▶ [Instructions to follow]: Pull each line containing "Equipment" out of the data and copy it.

▶ [Data for processing]:

+++

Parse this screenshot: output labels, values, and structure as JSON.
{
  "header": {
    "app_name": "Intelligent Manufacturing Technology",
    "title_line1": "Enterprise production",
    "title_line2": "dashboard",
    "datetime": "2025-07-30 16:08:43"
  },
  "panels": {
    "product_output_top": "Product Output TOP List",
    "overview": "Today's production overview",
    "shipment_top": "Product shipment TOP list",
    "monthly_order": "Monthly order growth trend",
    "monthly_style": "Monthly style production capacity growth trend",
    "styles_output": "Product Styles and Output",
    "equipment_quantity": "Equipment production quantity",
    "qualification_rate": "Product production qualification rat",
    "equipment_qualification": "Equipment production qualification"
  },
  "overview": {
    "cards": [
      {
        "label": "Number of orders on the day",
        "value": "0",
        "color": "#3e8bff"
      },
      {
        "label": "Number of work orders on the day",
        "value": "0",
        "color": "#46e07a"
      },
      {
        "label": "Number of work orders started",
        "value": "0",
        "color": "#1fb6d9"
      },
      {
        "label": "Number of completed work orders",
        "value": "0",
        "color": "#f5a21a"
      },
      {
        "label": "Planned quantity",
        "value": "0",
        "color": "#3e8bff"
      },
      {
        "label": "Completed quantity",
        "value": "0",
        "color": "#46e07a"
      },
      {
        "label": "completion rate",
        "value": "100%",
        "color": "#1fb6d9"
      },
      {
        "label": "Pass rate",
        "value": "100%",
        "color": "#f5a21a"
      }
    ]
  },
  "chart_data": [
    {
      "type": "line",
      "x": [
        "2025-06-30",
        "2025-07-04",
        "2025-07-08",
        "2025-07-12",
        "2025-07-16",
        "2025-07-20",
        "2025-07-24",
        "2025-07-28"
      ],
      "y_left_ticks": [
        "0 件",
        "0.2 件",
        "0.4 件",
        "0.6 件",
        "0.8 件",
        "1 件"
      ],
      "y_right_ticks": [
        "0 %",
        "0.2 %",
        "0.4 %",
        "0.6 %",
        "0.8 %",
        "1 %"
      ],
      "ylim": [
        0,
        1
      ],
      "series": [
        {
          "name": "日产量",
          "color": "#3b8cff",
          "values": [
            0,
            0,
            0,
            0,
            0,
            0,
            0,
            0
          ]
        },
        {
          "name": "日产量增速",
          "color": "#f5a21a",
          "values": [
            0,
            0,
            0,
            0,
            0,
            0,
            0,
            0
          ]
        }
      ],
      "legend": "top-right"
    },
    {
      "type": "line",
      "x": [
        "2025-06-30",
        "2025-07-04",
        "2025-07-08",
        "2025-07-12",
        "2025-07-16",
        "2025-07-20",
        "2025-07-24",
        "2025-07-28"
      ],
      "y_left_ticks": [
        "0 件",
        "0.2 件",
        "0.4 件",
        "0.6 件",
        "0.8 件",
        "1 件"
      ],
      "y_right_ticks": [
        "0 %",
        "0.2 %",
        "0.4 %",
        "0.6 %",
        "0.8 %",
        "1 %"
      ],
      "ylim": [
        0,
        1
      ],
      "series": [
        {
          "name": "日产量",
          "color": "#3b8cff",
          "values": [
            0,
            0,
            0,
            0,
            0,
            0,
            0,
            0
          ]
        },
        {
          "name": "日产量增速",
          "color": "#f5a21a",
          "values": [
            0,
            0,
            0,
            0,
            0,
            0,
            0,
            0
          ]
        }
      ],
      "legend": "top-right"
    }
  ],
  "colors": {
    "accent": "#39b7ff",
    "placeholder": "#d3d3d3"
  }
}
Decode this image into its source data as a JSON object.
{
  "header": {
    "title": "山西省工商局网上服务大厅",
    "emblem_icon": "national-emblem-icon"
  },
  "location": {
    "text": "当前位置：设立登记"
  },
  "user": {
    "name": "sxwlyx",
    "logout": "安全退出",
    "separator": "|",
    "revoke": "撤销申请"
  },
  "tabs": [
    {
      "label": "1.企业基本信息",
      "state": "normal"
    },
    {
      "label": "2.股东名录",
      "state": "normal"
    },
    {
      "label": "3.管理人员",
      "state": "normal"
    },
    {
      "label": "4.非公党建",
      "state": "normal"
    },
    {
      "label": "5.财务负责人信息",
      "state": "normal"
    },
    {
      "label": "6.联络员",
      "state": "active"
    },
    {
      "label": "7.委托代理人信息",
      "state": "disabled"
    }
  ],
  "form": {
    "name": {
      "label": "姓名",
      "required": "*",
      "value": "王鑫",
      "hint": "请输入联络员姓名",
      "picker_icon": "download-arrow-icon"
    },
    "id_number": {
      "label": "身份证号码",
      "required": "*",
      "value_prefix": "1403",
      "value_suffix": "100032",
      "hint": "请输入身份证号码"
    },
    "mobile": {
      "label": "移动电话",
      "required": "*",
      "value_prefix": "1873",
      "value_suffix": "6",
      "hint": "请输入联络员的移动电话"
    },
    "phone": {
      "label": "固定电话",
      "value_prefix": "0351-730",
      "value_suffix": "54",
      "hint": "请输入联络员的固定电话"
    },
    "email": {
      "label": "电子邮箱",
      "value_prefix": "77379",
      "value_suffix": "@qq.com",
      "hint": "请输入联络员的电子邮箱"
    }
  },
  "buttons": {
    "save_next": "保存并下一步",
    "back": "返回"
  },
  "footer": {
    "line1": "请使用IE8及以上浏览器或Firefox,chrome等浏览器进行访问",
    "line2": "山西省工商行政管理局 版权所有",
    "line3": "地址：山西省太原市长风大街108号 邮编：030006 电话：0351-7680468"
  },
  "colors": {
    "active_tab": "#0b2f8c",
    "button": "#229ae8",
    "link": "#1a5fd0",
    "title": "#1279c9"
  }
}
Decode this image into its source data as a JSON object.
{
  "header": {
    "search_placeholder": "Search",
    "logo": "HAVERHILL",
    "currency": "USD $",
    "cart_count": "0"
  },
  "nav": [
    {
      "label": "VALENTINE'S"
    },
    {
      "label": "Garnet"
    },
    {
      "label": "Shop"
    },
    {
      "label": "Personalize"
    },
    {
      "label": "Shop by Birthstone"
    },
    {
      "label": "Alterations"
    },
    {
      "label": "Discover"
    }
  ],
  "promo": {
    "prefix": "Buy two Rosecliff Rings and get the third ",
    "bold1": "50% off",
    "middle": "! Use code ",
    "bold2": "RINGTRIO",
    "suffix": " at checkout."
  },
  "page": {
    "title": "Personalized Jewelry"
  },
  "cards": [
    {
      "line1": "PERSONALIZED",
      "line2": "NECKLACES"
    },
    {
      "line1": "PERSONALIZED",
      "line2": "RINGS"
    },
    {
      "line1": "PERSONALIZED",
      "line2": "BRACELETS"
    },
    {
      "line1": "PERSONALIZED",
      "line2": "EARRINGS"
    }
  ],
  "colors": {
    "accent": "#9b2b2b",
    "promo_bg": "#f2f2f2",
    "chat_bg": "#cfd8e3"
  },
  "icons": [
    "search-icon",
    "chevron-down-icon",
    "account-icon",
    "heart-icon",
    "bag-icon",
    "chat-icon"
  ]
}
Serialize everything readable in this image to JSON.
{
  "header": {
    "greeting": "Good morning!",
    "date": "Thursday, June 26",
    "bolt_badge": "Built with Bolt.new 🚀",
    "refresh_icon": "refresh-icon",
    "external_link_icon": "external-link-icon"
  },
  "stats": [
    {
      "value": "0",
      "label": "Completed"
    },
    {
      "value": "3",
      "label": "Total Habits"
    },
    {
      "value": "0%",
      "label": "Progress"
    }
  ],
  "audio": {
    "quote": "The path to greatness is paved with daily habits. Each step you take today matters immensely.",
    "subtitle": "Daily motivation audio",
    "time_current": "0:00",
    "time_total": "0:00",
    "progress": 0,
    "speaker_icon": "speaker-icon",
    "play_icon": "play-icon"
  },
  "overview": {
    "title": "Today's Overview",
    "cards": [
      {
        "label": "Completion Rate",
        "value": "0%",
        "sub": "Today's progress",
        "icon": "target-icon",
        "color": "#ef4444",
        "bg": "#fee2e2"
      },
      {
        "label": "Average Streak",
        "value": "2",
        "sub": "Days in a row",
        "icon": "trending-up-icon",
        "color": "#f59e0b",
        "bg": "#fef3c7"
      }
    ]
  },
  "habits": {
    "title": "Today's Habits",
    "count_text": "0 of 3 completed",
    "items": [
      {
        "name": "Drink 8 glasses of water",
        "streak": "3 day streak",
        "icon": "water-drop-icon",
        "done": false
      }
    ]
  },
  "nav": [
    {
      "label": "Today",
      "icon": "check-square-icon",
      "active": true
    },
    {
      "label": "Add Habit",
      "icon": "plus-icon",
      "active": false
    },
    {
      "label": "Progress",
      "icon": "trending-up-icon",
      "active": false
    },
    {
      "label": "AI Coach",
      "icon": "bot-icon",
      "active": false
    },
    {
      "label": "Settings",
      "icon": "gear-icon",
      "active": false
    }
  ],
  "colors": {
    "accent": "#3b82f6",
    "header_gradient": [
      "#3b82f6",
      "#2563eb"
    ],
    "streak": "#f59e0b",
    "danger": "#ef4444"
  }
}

+++

▶ [Answer]:
    "equipment_quantity": "Equipment production quantity",
    "equipment_qualification": "Equipment production qualification"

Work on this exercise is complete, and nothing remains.